PROMPT
Take every line from the listing below that includes "knight" and copy it.

Dataset items
********************

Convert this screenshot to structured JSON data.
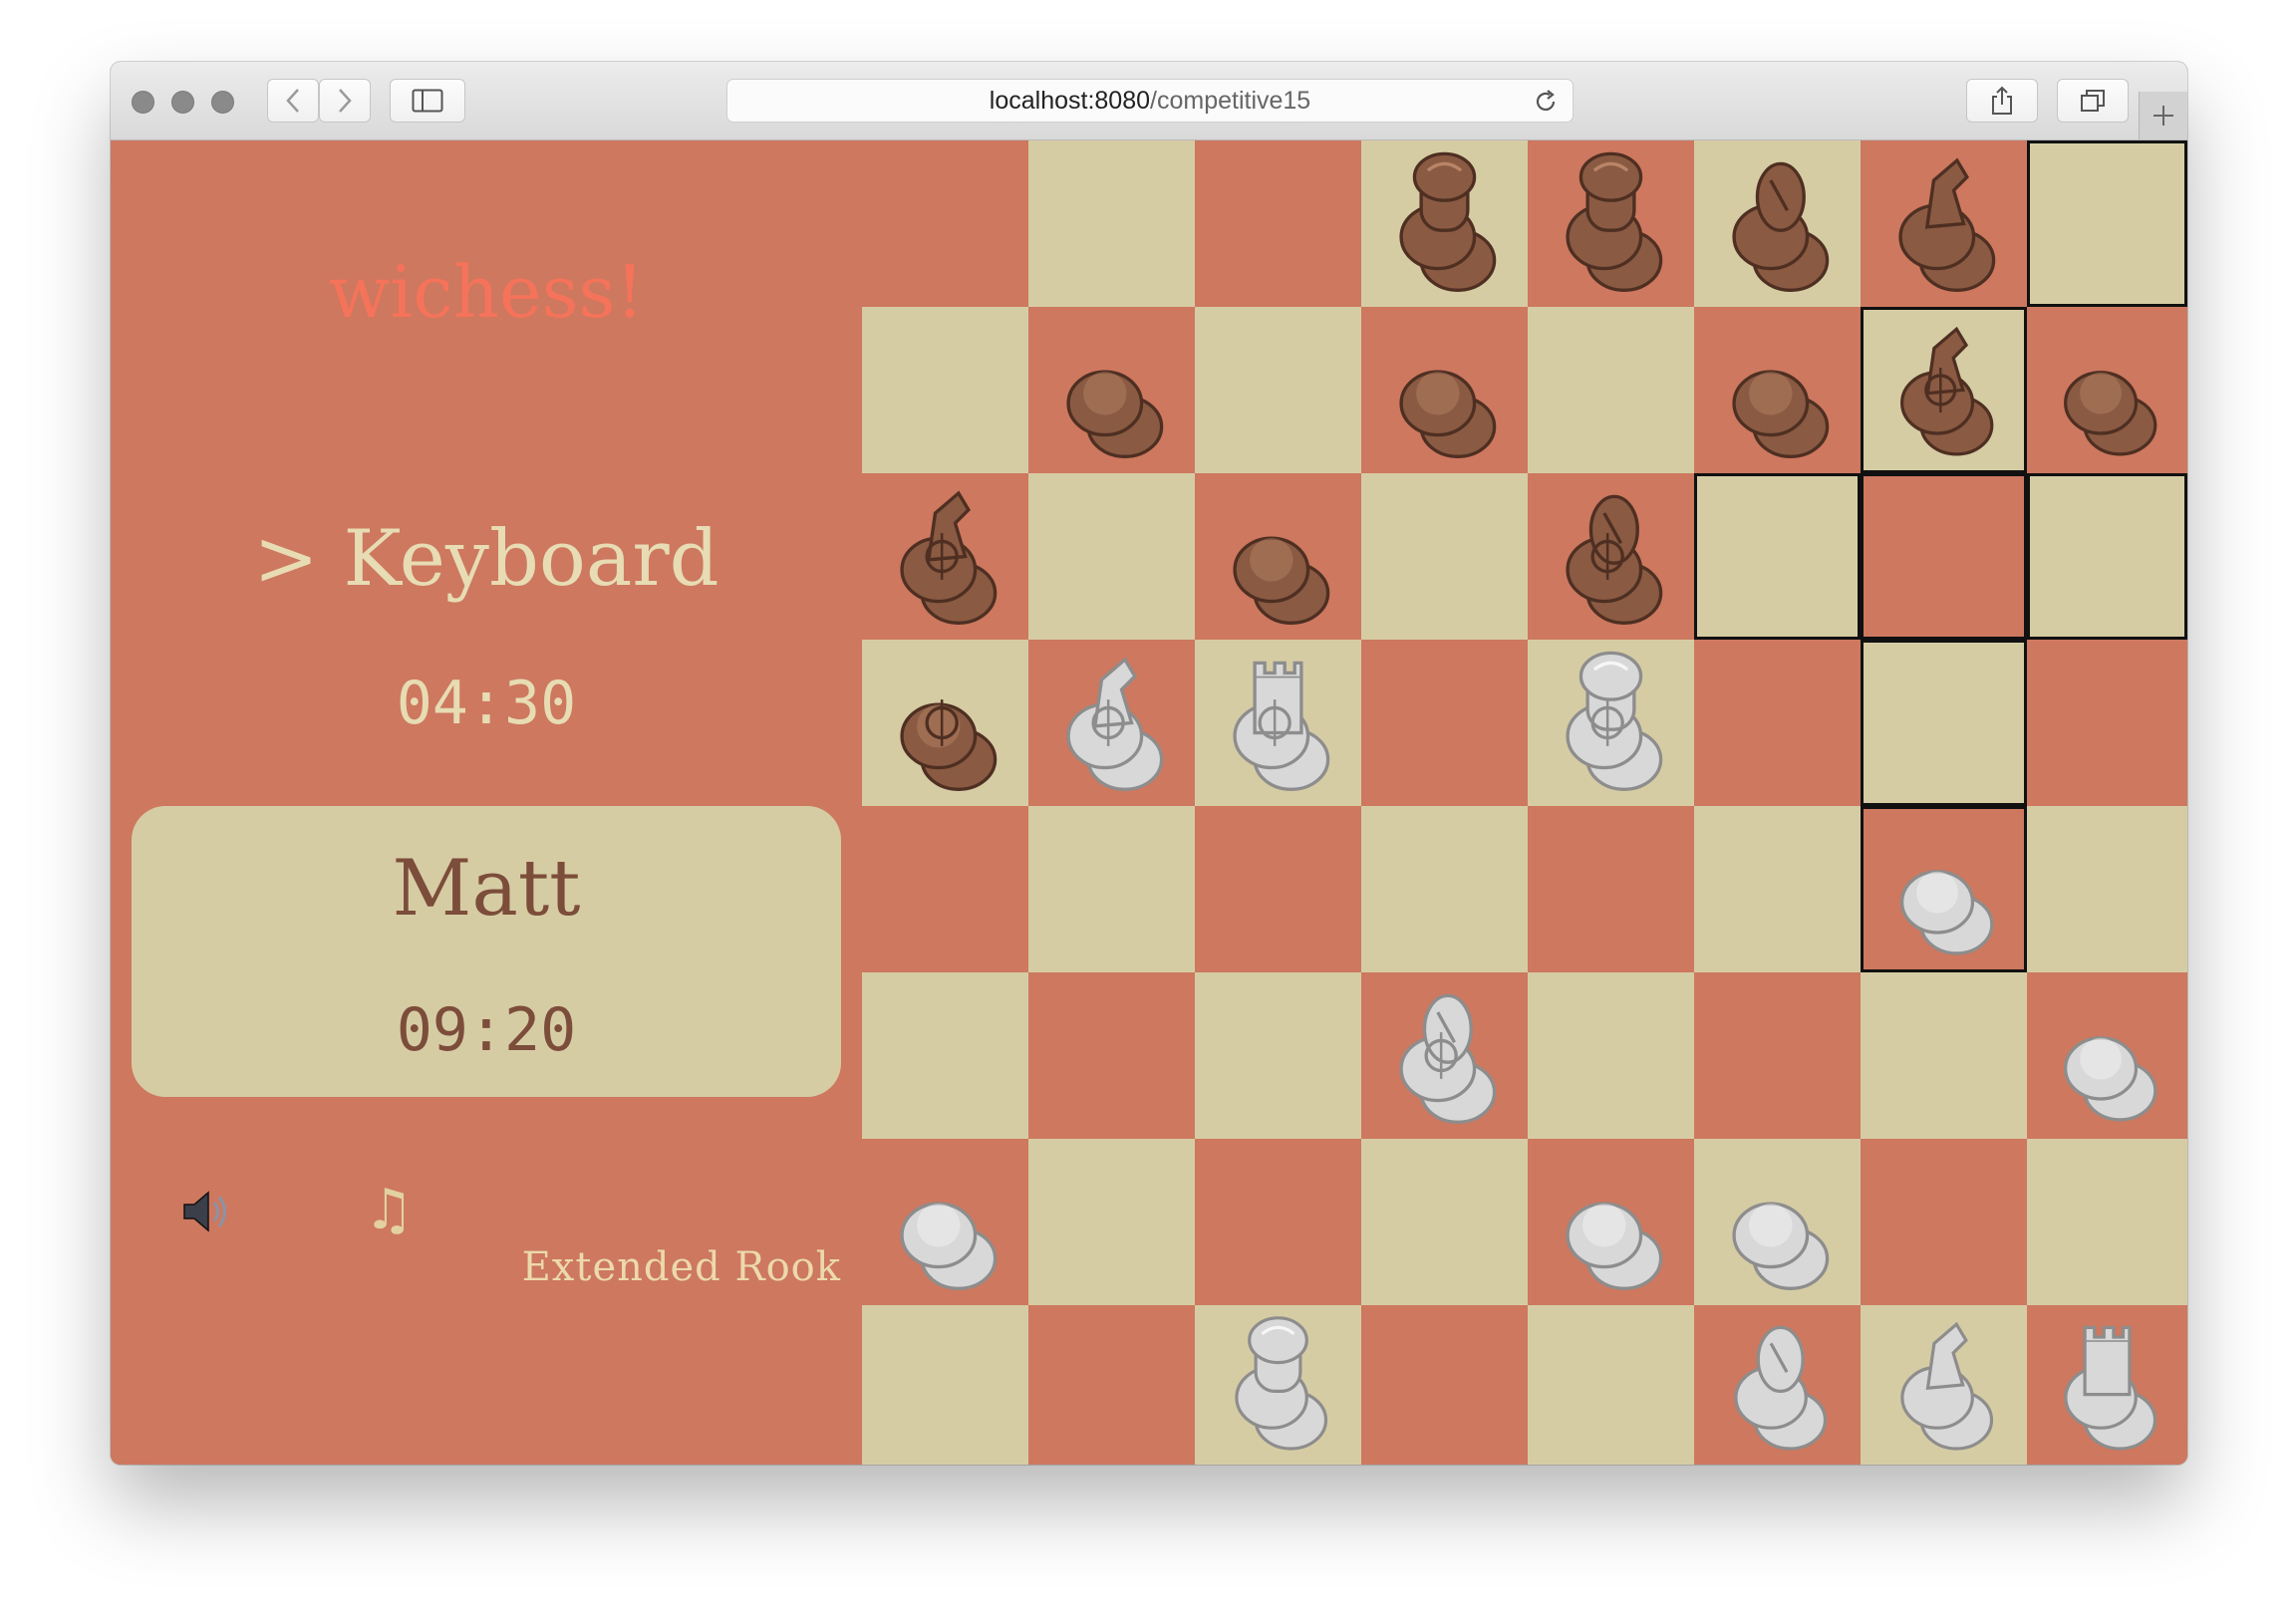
{
  "browser": {
    "url_host": "localhost:8080",
    "url_path": "/competitive15"
  },
  "app": {
    "title": "wichess!"
  },
  "opponent": {
    "name": "> Keyboard",
    "time": "04:30"
  },
  "player": {
    "name": "Matt",
    "time": "09:20"
  },
  "controls": {
    "sound_icon": "speaker-icon",
    "music_icon": "music-note-icon",
    "music_glyph": "♫"
  },
  "variant": {
    "label": "Extended Rook"
  },
  "colors": {
    "dark_square": "#cd785f",
    "light_square": "#d6cca4",
    "title": "#f5735a",
    "dark_piece": "#8a5a42",
    "light_piece": "#d8d8d8",
    "highlight": "#111111"
  },
  "board": {
    "rows": [
      [
        null,
        null,
        null,
        "black-queen",
        "black-king",
        "black-bishop",
        "black-knight",
        null
      ],
      [
        null,
        "black-pawn",
        null,
        "black-pawn",
        null,
        "black-pawn",
        "black-knight-variant",
        "black-pawn"
      ],
      [
        "black-knight-variant",
        null,
        "black-pawn",
        null,
        "black-bishop-variant",
        null,
        null,
        null
      ],
      [
        "black-pawn-variant",
        "white-knight-variant",
        "white-rook-variant",
        null,
        "white-king-variant",
        null,
        null,
        null
      ],
      [
        null,
        null,
        null,
        null,
        null,
        null,
        "white-pawn",
        null
      ],
      [
        null,
        null,
        null,
        "white-bishop-variant",
        null,
        null,
        null,
        "white-pawn"
      ],
      [
        "white-pawn",
        null,
        null,
        null,
        "white-pawn",
        "white-pawn",
        null,
        null
      ],
      [
        null,
        null,
        "white-queen",
        null,
        null,
        "white-bishop",
        "white-knight",
        "white-rook"
      ]
    ],
    "highlighted": [
      [
        0,
        7
      ],
      [
        1,
        6
      ],
      [
        2,
        5
      ],
      [
        2,
        6
      ],
      [
        2,
        7
      ],
      [
        3,
        6
      ],
      [
        4,
        6
      ]
    ]
  }
}
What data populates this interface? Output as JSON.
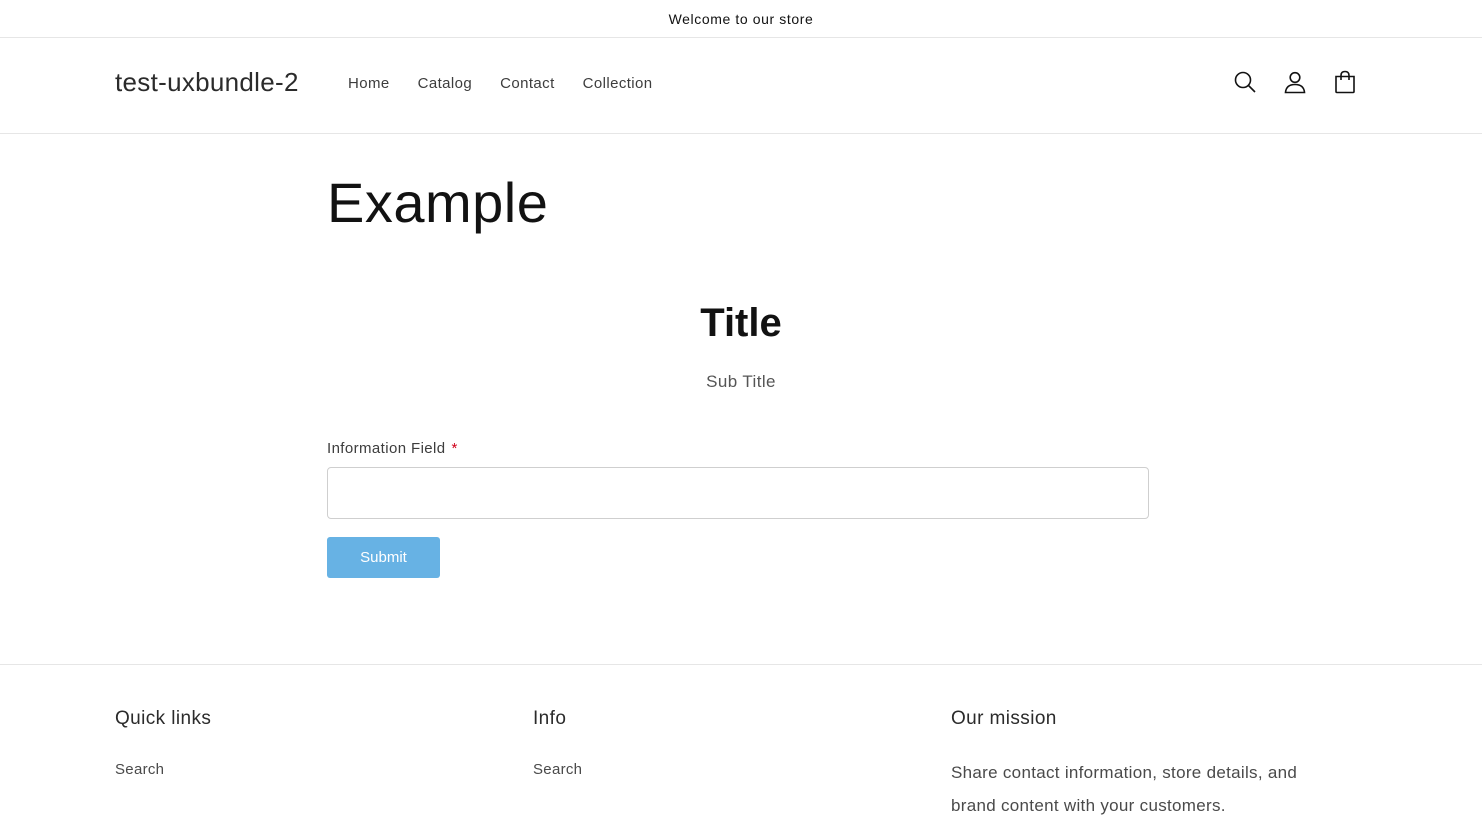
{
  "announcement": {
    "text": "Welcome to our store"
  },
  "header": {
    "logo": "test-uxbundle-2",
    "nav": [
      {
        "label": "Home"
      },
      {
        "label": "Catalog"
      },
      {
        "label": "Contact"
      },
      {
        "label": "Collection"
      }
    ],
    "icons": [
      "search-icon",
      "account-icon",
      "cart-icon"
    ]
  },
  "main": {
    "page_heading": "Example",
    "form": {
      "title": "Title",
      "subtitle": "Sub Title",
      "field_label": "Information Field",
      "required_marker": "*",
      "field_value": "",
      "submit_label": "Submit",
      "submit_color": "#67b2e4",
      "required_color": "#d0021b"
    }
  },
  "footer": {
    "quick_links": {
      "heading": "Quick links",
      "links": [
        {
          "label": "Search"
        }
      ]
    },
    "info": {
      "heading": "Info",
      "links": [
        {
          "label": "Search"
        }
      ]
    },
    "mission": {
      "heading": "Our mission",
      "text": "Share contact information, store details, and brand content with your customers."
    }
  }
}
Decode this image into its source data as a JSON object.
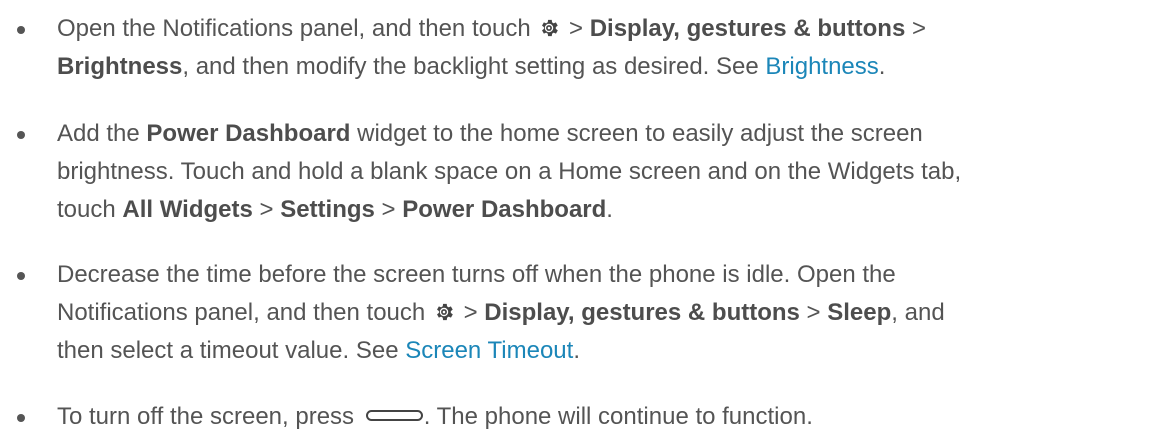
{
  "tips": [
    {
      "lines": [
        [
          {
            "t": "Open the Notifications panel, and then touch "
          },
          {
            "icon": "gear-icon"
          },
          {
            "t": " > "
          },
          {
            "t": "Display, gestures & buttons",
            "b": true
          },
          {
            "t": " >"
          }
        ],
        [
          {
            "t": "Brightness",
            "b": true
          },
          {
            "t": ", and then modify the backlight setting as desired. See "
          },
          {
            "t": "Brightness",
            "link": true
          },
          {
            "t": "."
          }
        ]
      ]
    },
    {
      "lines": [
        [
          {
            "t": "Add the "
          },
          {
            "t": "Power Dashboard",
            "b": true
          },
          {
            "t": " widget to the home screen to easily adjust the screen"
          }
        ],
        [
          {
            "t": "brightness. Touch and hold a blank space on a Home screen and on the Widgets tab,"
          }
        ],
        [
          {
            "t": "touch "
          },
          {
            "t": "All Widgets",
            "b": true
          },
          {
            "t": " > "
          },
          {
            "t": "Settings",
            "b": true
          },
          {
            "t": " > "
          },
          {
            "t": "Power Dashboard",
            "b": true
          },
          {
            "t": "."
          }
        ]
      ]
    },
    {
      "lines": [
        [
          {
            "t": "Decrease the time before the screen turns off when the phone is idle. Open the"
          }
        ],
        [
          {
            "t": "Notifications panel, and then touch "
          },
          {
            "icon": "gear-icon"
          },
          {
            "t": " > "
          },
          {
            "t": "Display, gestures & buttons",
            "b": true
          },
          {
            "t": " > "
          },
          {
            "t": "Sleep",
            "b": true
          },
          {
            "t": ", and"
          }
        ],
        [
          {
            "t": "then select a timeout value. See "
          },
          {
            "t": "Screen Timeout",
            "link": true
          },
          {
            "t": "."
          }
        ]
      ]
    },
    {
      "lines": [
        [
          {
            "t": "To turn off the screen, press "
          },
          {
            "icon": "power-key-icon"
          },
          {
            "t": ". The phone will continue to function."
          }
        ]
      ]
    }
  ]
}
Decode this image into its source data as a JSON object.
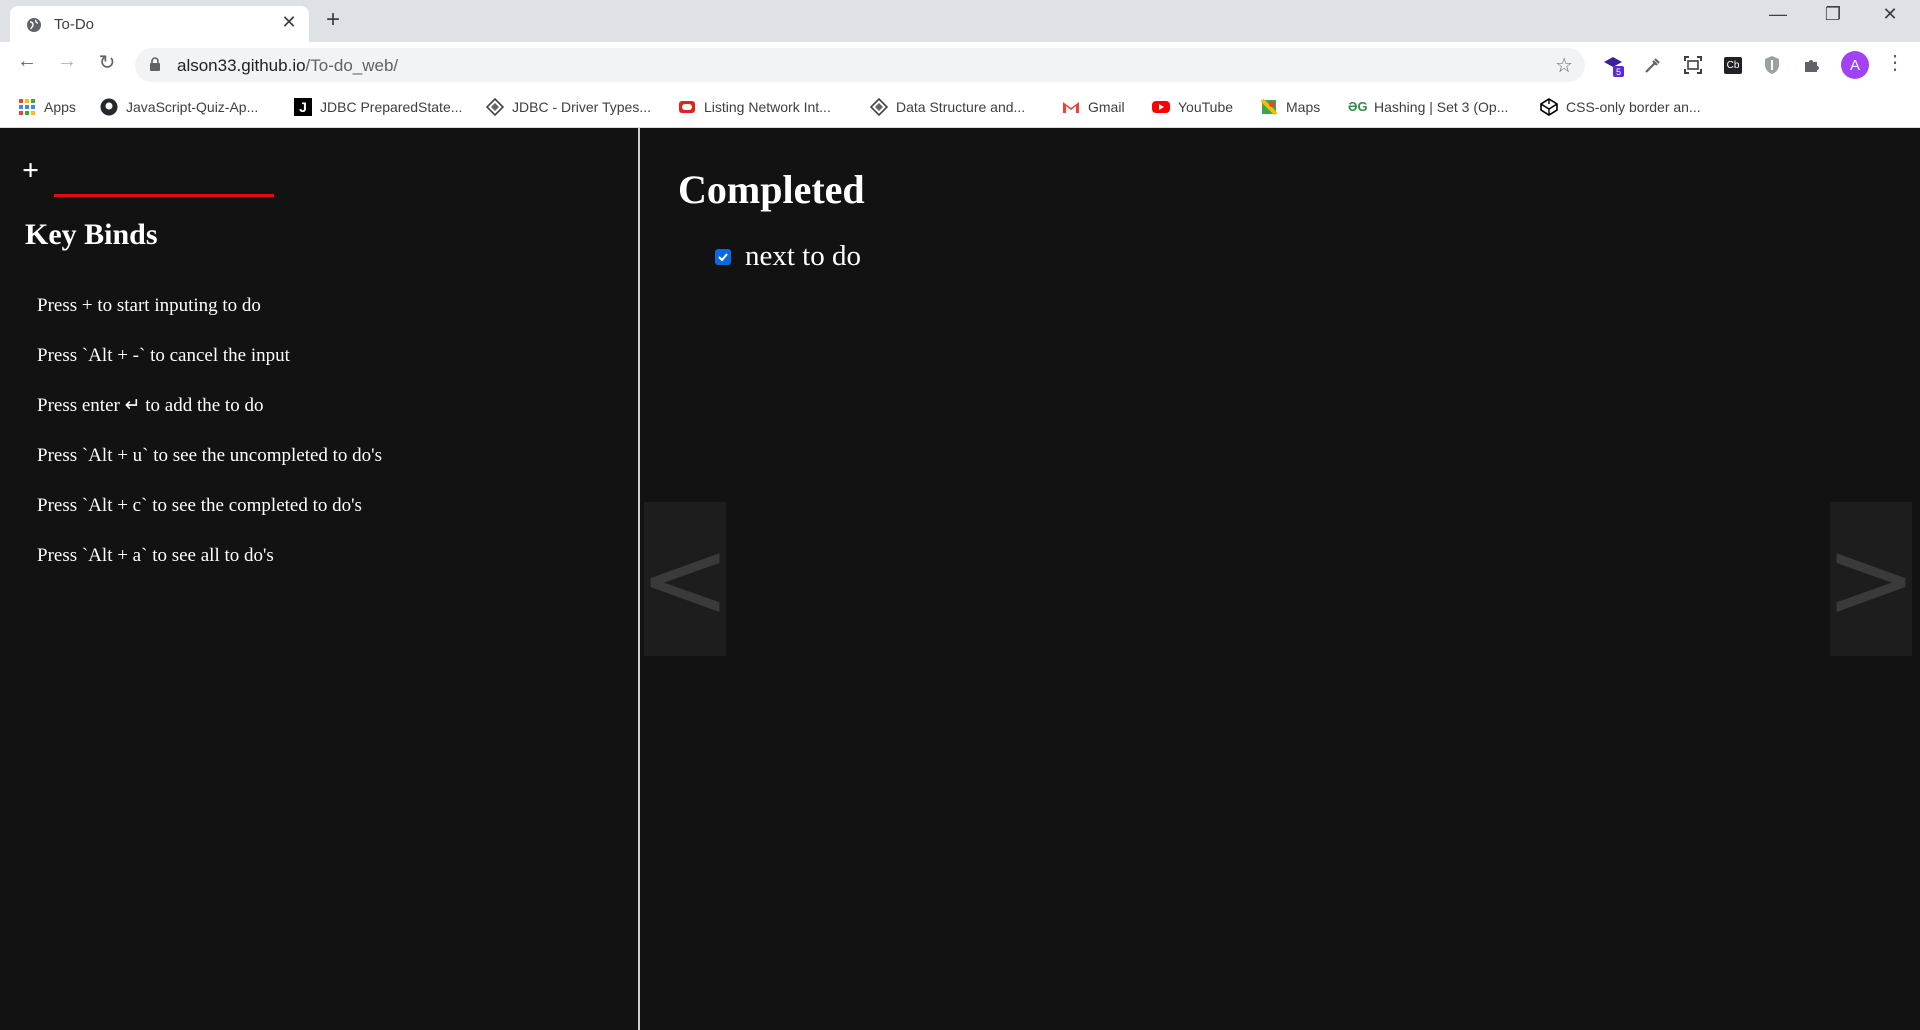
{
  "browser": {
    "tab_title": "To-Do",
    "tab_close": "✕",
    "new_tab": "+",
    "window_controls": {
      "minimize": "—",
      "restore": "❐",
      "close": "✕"
    },
    "nav": {
      "back": "←",
      "forward": "→",
      "reload": "↻"
    },
    "address": {
      "host": "alson33.github.io",
      "path": "/To-do_web/"
    },
    "star": "☆",
    "extensions": [
      {
        "name": "extension-badge-icon",
        "badge": "5"
      },
      {
        "name": "eyedropper-icon"
      },
      {
        "name": "screenshot-icon"
      },
      {
        "name": "cb-extension-icon",
        "label": "Cb"
      },
      {
        "name": "shield-icon"
      },
      {
        "name": "puzzle-icon"
      }
    ],
    "avatar_letter": "A",
    "menu": "⋮",
    "bookmarks": [
      {
        "label": "Apps",
        "icon": "apps-grid-icon"
      },
      {
        "label": "JavaScript-Quiz-Ap...",
        "icon": "github-icon"
      },
      {
        "label": "JDBC PreparedState...",
        "icon": "j-logo-icon"
      },
      {
        "label": "JDBC - Driver Types...",
        "icon": "diamond-logo-icon"
      },
      {
        "label": "Listing Network Int...",
        "icon": "oracle-icon"
      },
      {
        "label": "Data Structure and...",
        "icon": "diamond-logo-icon"
      },
      {
        "label": "Gmail",
        "icon": "gmail-icon"
      },
      {
        "label": "YouTube",
        "icon": "youtube-icon"
      },
      {
        "label": "Maps",
        "icon": "maps-icon"
      },
      {
        "label": "Hashing | Set 3 (Op...",
        "icon": "gfg-icon"
      },
      {
        "label": "CSS-only border an...",
        "icon": "codepen-icon"
      }
    ]
  },
  "sidebar": {
    "add_symbol": "+",
    "input_value": "",
    "keybinds_title": "Key Binds",
    "keybinds": [
      "Press + to start inputing to do",
      "Press `Alt + -` to cancel the input",
      "Press enter ↵ to add the to do",
      "Press `Alt + u` to see the uncompleted to do's",
      "Press `Alt + c` to see the completed to do's",
      "Press `Alt + a` to see all to do's"
    ]
  },
  "main": {
    "section_title": "Completed",
    "todos": [
      {
        "text": "next to do",
        "checked": true
      }
    ],
    "prev_arrow": "<",
    "next_arrow": ">"
  },
  "colors": {
    "page_bg": "#121212",
    "accent_underline": "#e50914",
    "checkbox": "#0b68e0"
  }
}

********************

CORRECT RESPONSE
        "black-knight",
        "black-knight-variant",
        "black-knight-variant",
        "white-knight-variant",
        "white-knight",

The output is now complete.